GIVEN EXERCISE: Find and copy every line in the records that includes the string "Show".

THE INPUT:
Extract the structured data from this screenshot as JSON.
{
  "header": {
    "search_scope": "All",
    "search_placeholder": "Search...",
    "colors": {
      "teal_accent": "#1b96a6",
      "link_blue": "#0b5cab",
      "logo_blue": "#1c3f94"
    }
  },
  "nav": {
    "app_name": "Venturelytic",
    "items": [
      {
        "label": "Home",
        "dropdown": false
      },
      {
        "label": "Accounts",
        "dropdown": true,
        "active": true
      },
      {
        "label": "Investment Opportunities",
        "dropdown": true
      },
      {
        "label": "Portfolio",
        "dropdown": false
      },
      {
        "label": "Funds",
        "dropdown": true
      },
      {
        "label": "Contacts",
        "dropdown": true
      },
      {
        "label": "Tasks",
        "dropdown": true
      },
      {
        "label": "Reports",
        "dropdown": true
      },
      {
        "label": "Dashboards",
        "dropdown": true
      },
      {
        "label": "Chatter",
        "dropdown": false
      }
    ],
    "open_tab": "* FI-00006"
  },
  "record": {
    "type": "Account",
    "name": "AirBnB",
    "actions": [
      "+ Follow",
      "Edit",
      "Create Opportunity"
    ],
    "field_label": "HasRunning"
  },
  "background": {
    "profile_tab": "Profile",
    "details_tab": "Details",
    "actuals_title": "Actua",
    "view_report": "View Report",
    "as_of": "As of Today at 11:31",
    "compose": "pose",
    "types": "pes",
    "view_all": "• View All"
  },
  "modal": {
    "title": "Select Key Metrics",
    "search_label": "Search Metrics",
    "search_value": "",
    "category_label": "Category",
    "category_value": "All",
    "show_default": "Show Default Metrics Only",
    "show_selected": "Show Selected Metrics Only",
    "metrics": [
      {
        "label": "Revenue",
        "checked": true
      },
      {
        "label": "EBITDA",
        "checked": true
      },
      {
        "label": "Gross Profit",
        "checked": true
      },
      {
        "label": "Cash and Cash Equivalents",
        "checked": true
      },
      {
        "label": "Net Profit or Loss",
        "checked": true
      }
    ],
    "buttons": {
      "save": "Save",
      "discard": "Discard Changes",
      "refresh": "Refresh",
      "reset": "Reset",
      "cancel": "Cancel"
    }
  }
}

OUTPUT FOR THIS TASK:
    "show_default": "Show Default Metrics Only",
    "show_selected": "Show Selected Metrics Only",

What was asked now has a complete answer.